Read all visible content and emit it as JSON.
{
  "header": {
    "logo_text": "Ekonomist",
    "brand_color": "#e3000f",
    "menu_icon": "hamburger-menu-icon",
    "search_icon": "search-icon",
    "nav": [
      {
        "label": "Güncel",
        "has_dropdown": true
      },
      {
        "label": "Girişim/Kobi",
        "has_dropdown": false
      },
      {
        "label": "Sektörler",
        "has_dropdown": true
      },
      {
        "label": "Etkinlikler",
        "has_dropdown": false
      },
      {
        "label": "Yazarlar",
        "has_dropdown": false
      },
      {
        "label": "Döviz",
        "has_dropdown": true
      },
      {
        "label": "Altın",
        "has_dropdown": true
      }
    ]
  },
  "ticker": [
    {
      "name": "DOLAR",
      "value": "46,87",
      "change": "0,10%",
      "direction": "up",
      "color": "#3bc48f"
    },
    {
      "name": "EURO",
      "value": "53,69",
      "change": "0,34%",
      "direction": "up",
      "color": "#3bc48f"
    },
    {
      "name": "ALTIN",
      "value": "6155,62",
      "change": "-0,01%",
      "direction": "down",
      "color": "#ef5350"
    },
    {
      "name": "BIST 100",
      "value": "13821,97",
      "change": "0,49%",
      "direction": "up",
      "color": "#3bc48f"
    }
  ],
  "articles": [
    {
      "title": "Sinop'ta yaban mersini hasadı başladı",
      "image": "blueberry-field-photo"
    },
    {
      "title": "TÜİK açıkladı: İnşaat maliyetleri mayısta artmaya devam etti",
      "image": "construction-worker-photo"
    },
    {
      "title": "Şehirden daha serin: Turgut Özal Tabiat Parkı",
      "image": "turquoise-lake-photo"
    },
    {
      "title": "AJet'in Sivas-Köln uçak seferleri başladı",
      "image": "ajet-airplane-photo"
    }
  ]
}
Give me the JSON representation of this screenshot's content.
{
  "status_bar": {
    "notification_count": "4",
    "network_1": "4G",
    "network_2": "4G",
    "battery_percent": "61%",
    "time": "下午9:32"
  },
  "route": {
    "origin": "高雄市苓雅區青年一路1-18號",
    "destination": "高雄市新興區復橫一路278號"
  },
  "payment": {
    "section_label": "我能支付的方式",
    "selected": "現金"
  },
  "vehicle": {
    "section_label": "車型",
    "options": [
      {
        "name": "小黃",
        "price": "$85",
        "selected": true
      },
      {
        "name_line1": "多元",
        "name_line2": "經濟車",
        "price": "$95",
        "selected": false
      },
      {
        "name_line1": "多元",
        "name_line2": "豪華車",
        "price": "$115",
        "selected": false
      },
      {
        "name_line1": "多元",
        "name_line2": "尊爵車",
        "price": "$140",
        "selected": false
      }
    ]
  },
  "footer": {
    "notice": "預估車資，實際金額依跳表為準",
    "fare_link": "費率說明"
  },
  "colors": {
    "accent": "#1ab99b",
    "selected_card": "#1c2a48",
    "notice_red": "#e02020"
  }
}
▬▬▬▬▬▬▬▬▬▬
**The task**
Extract every entry above as it appears.

**Written reply**
Read all visible content and emit it as JSON.
{
  "header": {
    "logo_text": "Ekonomist",
    "brand_color": "#e3000f",
    "menu_icon": "hamburger-menu-icon",
    "search_icon": "search-icon",
    "nav": [
      {
        "label": "Güncel",
        "has_dropdown": true
      },
      {
        "label": "Girişim/Kobi",
        "has_dropdown": false
      },
      {
        "label": "Sektörler",
        "has_dropdown": true
      },
      {
        "label": "Etkinlikler",
        "has_dropdown": false
      },
      {
        "label": "Yazarlar",
        "has_dropdown": false
      },
      {
        "label": "Döviz",
        "has_dropdown": true
      },
      {
        "label": "Altın",
        "has_dropdown": true
      }
    ]
  },
  "ticker": [
    {
      "name": "DOLAR",
      "value": "46,87",
      "change": "0,10%",
      "direction": "up",
      "color": "#3bc48f"
    },
    {
      "name": "EURO",
      "value": "53,69",
      "change": "0,34%",
      "direction": "up",
      "color": "#3bc48f"
    },
    {
      "name": "ALTIN",
      "value": "6155,62",
      "change": "-0,01%",
      "direction": "down",
      "color": "#ef5350"
    },
    {
      "name": "BIST 100",
      "value": "13821,97",
      "change": "0,49%",
      "direction": "up",
      "color": "#3bc48f"
    }
  ],
  "articles": [
    {
      "title": "Sinop'ta yaban mersini hasadı başladı",
      "image": "blueberry-field-photo"
    },
    {
      "title": "TÜİK açıkladı: İnşaat maliyetleri mayısta artmaya devam etti",
      "image": "construction-worker-photo"
    },
    {
      "title": "Şehirden daha serin: Turgut Özal Tabiat Parkı",
      "image": "turquoise-lake-photo"
    },
    {
      "title": "AJet'in Sivas-Köln uçak seferleri başladı",
      "image": "ajet-airplane-photo"
    }
  ]
}
Give me the JSON representation of this screenshot's content.
{
  "status_bar": {
    "notification_count": "4",
    "network_1": "4G",
    "network_2": "4G",
    "battery_percent": "61%",
    "time": "下午9:32"
  },
  "route": {
    "origin": "高雄市苓雅區青年一路1-18號",
    "destination": "高雄市新興區復橫一路278號"
  },
  "payment": {
    "section_label": "我能支付的方式",
    "selected": "現金"
  },
  "vehicle": {
    "section_label": "車型",
    "options": [
      {
        "name": "小黃",
        "price": "$85",
        "selected": true
      },
      {
        "name_line1": "多元",
        "name_line2": "經濟車",
        "price": "$95",
        "selected": false
      },
      {
        "name_line1": "多元",
        "name_line2": "豪華車",
        "price": "$115",
        "selected": false
      },
      {
        "name_line1": "多元",
        "name_line2": "尊爵車",
        "price": "$140",
        "selected": false
      }
    ]
  },
  "footer": {
    "notice": "預估車資，實際金額依跳表為準",
    "fare_link": "費率說明"
  },
  "colors": {
    "accent": "#1ab99b",
    "selected_card": "#1c2a48",
    "notice_red": "#e02020"
  }
}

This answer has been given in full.